(Data entries)
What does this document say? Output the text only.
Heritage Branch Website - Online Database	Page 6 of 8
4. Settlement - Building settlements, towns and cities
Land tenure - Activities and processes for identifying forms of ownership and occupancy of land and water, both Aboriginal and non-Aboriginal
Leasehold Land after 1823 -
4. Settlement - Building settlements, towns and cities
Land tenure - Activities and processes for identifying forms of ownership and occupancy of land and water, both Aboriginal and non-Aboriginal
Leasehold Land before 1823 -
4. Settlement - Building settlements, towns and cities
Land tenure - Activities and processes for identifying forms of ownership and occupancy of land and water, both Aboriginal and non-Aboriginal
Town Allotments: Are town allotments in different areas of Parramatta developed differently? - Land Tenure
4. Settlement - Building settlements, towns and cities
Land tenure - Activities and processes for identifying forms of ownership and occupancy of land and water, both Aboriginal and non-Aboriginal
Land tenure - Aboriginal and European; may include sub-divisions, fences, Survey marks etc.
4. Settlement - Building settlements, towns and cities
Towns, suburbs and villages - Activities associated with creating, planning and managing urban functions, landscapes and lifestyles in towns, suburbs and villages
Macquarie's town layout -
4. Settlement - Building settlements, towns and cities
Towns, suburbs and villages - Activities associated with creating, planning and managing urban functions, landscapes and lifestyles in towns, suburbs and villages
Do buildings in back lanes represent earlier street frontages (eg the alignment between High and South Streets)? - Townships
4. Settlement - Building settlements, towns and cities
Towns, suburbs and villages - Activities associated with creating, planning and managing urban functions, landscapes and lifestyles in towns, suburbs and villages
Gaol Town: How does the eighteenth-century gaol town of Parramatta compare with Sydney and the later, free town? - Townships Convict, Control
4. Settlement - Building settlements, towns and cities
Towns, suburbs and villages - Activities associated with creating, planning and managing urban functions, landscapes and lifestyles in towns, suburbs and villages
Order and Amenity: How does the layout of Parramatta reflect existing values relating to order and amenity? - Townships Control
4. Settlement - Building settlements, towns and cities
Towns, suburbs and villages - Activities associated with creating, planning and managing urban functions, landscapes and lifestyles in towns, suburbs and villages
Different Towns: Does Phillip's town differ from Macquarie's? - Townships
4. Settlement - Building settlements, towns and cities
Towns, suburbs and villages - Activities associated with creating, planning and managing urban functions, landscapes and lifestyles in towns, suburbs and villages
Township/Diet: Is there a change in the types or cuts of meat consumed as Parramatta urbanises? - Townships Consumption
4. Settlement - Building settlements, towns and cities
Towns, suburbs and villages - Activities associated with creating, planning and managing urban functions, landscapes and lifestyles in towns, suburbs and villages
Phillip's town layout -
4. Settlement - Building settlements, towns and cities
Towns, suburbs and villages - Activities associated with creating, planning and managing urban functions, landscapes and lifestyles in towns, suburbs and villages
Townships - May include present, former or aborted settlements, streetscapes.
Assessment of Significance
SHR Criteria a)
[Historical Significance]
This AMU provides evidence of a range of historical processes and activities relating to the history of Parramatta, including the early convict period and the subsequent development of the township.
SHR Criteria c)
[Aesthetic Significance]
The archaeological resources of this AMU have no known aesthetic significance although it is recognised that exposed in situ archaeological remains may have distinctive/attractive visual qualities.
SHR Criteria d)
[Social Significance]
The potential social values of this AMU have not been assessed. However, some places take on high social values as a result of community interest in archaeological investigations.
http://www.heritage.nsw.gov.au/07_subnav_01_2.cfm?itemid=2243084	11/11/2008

:: Aim ::
Reproduce the full listing above, character for character.

:: Task output ::
What does this document say? Output the text only.
Heritage Branch Website - Online Database	Page 6 of 8
4. Settlement - Building settlements, towns and cities
Land tenure - Activities and processes for identifying forms of ownership and occupancy of land and water, both Aboriginal and non-Aboriginal
Leasehold Land after 1823 -
4. Settlement - Building settlements, towns and cities
Land tenure - Activities and processes for identifying forms of ownership and occupancy of land and water, both Aboriginal and non-Aboriginal
Leasehold Land before 1823 -
4. Settlement - Building settlements, towns and cities
Land tenure - Activities and processes for identifying forms of ownership and occupancy of land and water, both Aboriginal and non-Aboriginal
Town Allotments: Are town allotments in different areas of Parramatta developed differently? - Land Tenure
4. Settlement - Building settlements, towns and cities
Land tenure - Activities and processes for identifying forms of ownership and occupancy of land and water, both Aboriginal and non-Aboriginal
Land tenure - Aboriginal and European; may include sub-divisions, fences, Survey marks etc.
4. Settlement - Building settlements, towns and cities
Towns, suburbs and villages - Activities associated with creating, planning and managing urban functions, landscapes and lifestyles in towns, suburbs and villages
Macquarie's town layout -
4. Settlement - Building settlements, towns and cities
Towns, suburbs and villages - Activities associated with creating, planning and managing urban functions, landscapes and lifestyles in towns, suburbs and villages
Do buildings in back lanes represent earlier street frontages (eg the alignment between High and South Streets)? - Townships
4. Settlement - Building settlements, towns and cities
Towns, suburbs and villages - Activities associated with creating, planning and managing urban functions, landscapes and lifestyles in towns, suburbs and villages
Gaol Town: How does the eighteenth-century gaol town of Parramatta compare with Sydney and the later, free town? - Townships Convict, Control
4. Settlement - Building settlements, towns and cities
Towns, suburbs and villages - Activities associated with creating, planning and managing urban functions, landscapes and lifestyles in towns, suburbs and villages
Order and Amenity: How does the layout of Parramatta reflect existing values relating to order and amenity? - Townships Control
4. Settlement - Building settlements, towns and cities
Towns, suburbs and villages - Activities associated with creating, planning and managing urban functions, landscapes and lifestyles in towns, suburbs and villages
Different Towns: Does Phillip's town differ from Macquarie's? - Townships
4. Settlement - Building settlements, towns and cities
Towns, suburbs and villages - Activities associated with creating, planning and managing urban functions, landscapes and lifestyles in towns, suburbs and villages
Township/Diet: Is there a change in the types or cuts of meat consumed as Parramatta urbanises? - Townships Consumption
4. Settlement - Building settlements, towns and cities
Towns, suburbs and villages - Activities associated with creating, planning and managing urban functions, landscapes and lifestyles in towns, suburbs and villages
Phillip's town layout -
4. Settlement - Building settlements, towns and cities
Towns, suburbs and villages - Activities associated with creating, planning and managing urban functions, landscapes and lifestyles in towns, suburbs and villages
Townships - May include present, former or aborted settlements, streetscapes.
Assessment of Significance
SHR Criteria a)
[Historical Significance]
This AMU provides evidence of a range of historical processes and activities relating to the history of Parramatta, including the early convict period and the subsequent development of the township.
SHR Criteria c)
[Aesthetic Significance]
The archaeological resources of this AMU have no known aesthetic significance although it is recognised that exposed in situ archaeological remains may have distinctive/attractive visual qualities.
SHR Criteria d)
[Social Significance]
The potential social values of this AMU have not been assessed. However, some places take on high social values as a result of community interest in archaeological investigations.
http://www.heritage.nsw.gov.au/07_subnav_01_2.cfm?itemid=2243084	11/11/2008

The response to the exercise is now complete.